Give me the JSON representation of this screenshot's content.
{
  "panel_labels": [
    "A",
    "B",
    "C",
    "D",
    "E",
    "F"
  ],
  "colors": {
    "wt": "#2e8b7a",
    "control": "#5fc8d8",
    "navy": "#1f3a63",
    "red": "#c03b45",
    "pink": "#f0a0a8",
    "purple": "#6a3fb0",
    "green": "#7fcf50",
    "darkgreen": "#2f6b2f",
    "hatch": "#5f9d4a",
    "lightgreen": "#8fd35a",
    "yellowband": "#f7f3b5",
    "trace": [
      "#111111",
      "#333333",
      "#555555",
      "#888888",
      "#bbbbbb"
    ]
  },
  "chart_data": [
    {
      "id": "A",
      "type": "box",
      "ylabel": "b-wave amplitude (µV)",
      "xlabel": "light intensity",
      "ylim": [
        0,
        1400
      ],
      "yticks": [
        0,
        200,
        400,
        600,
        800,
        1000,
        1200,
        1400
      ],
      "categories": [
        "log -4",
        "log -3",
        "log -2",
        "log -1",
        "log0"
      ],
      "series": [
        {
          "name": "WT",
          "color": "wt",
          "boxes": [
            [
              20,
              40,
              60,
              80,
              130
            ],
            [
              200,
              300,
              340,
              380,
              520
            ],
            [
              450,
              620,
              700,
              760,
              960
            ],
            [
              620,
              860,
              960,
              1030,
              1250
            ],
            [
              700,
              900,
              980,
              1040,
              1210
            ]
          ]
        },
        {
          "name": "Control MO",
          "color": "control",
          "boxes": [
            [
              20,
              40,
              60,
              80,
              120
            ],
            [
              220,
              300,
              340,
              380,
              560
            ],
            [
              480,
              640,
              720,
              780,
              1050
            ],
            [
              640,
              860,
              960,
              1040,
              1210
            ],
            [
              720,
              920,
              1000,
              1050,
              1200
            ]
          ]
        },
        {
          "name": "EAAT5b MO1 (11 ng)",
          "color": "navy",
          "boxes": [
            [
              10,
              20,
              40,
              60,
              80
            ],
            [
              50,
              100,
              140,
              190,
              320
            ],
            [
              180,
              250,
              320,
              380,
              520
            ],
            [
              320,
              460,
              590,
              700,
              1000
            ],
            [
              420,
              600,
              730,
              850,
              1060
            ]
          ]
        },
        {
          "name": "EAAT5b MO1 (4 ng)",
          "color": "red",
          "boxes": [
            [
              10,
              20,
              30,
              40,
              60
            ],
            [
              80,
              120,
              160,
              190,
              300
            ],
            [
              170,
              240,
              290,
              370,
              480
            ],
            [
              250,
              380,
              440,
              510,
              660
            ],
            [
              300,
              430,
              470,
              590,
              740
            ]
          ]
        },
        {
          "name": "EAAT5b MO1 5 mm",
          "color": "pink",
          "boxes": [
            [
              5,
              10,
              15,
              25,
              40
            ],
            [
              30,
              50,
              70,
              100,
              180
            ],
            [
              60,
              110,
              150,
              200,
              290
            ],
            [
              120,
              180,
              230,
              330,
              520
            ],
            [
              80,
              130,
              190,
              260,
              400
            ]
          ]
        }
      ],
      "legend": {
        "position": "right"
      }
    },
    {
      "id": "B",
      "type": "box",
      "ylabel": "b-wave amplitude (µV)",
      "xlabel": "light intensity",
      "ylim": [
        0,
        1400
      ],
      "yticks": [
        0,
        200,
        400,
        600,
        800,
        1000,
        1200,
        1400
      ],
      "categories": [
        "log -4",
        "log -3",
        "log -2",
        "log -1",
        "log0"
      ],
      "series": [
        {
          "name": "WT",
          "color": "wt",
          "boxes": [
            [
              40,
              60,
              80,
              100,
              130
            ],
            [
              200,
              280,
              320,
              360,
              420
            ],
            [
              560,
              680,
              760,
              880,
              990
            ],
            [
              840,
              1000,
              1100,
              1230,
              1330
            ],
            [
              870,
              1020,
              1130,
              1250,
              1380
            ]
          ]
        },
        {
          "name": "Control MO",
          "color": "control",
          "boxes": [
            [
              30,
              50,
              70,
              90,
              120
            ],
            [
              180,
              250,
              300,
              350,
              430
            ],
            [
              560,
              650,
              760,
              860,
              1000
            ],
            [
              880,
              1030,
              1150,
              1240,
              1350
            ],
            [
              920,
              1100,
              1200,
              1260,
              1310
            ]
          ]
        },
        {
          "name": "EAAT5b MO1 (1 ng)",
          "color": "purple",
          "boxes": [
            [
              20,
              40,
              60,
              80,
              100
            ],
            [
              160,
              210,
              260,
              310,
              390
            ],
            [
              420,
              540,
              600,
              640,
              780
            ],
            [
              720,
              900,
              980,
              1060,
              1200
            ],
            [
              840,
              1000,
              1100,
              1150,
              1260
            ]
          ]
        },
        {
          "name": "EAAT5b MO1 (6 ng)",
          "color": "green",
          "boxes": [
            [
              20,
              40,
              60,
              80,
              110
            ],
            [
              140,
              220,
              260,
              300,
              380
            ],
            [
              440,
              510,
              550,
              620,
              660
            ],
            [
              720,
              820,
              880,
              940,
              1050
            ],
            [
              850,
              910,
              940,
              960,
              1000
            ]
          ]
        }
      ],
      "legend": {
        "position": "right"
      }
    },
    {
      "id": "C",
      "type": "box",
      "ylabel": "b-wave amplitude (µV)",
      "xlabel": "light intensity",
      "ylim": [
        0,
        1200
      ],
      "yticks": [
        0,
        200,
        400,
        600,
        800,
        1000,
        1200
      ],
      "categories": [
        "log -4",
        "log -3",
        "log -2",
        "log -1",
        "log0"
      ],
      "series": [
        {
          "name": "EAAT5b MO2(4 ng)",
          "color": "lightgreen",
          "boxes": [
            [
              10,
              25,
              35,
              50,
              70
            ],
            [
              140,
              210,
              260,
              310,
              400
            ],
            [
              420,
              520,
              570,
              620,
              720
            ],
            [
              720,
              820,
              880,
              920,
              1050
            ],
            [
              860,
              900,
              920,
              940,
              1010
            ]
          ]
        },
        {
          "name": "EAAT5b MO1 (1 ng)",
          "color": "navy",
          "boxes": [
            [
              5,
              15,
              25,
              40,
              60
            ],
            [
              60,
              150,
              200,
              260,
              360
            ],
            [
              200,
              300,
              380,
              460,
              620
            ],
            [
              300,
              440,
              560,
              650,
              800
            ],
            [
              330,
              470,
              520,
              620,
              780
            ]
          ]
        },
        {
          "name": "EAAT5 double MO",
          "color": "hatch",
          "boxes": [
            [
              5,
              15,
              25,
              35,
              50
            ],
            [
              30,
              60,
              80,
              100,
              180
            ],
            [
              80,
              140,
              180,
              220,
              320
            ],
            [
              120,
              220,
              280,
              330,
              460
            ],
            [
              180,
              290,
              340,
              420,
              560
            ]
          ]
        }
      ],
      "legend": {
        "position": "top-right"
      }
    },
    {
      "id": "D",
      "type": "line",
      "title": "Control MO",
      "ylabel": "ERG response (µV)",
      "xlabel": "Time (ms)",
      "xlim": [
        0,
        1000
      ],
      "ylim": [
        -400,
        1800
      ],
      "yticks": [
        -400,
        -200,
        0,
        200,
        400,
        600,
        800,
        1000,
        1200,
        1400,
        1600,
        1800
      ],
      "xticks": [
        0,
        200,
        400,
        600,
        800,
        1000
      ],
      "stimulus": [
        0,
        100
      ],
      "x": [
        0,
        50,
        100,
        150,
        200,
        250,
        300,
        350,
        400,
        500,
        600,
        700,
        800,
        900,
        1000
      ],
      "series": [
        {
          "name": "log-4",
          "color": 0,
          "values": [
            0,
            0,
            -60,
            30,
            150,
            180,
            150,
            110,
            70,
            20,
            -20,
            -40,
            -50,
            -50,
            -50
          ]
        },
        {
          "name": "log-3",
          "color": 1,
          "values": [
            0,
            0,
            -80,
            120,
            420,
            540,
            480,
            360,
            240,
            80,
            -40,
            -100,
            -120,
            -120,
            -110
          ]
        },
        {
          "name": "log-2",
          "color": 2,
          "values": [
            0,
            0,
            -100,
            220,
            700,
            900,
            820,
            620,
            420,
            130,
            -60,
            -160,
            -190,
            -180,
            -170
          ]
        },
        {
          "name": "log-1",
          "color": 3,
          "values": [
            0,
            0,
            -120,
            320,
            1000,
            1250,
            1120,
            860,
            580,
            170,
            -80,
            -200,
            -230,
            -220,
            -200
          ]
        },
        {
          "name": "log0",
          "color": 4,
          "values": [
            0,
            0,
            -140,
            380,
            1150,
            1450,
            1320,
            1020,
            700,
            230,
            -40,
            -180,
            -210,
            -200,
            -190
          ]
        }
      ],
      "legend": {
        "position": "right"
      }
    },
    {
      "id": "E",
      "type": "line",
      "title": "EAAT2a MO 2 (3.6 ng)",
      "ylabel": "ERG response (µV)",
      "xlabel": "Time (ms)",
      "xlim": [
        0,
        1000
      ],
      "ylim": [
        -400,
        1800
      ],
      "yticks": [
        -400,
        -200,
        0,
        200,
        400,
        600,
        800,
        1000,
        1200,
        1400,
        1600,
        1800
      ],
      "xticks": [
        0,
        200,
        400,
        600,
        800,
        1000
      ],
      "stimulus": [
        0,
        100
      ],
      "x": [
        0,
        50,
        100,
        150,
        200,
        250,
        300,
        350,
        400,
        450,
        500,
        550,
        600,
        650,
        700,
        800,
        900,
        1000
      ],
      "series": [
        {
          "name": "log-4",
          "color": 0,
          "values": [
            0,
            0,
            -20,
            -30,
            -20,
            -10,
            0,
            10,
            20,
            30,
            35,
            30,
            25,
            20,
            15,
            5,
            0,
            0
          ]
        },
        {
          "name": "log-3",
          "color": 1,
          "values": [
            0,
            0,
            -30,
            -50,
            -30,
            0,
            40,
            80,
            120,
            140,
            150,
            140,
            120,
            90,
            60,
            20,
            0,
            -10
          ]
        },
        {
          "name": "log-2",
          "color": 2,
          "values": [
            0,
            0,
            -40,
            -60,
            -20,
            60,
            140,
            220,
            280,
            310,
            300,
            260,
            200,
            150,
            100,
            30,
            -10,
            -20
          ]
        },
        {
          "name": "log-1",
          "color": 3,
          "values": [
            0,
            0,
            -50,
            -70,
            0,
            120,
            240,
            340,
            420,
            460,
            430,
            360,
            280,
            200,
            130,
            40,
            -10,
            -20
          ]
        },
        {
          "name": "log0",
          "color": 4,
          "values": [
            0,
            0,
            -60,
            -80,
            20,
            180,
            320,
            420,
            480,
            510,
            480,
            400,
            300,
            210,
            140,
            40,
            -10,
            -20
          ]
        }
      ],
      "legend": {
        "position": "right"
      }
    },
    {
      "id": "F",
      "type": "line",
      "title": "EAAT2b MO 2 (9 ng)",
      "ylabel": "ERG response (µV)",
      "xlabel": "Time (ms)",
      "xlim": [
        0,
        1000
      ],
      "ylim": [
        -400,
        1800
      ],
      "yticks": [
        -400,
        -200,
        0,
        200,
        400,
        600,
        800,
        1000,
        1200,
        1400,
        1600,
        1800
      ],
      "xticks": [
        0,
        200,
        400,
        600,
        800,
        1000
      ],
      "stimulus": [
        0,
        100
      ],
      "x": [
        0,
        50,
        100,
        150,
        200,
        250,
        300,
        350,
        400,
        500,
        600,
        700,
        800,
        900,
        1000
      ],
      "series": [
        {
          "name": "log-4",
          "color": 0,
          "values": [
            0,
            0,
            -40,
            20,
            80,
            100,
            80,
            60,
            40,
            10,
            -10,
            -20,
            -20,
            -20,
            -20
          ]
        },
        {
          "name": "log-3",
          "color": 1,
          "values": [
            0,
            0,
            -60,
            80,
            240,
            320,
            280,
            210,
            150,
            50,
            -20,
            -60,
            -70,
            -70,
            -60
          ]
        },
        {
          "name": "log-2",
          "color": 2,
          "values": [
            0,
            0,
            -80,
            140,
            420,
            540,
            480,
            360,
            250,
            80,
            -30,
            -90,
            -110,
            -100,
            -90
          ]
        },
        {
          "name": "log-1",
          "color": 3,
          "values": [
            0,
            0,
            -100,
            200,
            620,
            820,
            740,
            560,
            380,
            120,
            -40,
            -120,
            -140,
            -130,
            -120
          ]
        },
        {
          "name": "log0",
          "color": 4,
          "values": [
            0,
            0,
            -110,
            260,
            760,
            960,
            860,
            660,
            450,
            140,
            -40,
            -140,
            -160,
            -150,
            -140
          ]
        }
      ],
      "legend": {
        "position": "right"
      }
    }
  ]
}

* * *

→ **Given request**
From the data above, pick out each line containing "title" and copy it.

→ **Task solution**
      "title": "Control MO",
      "title": "EAAT2a MO 2 (3.6 ng)",
      "title": "EAAT2b MO 2 (9 ng)",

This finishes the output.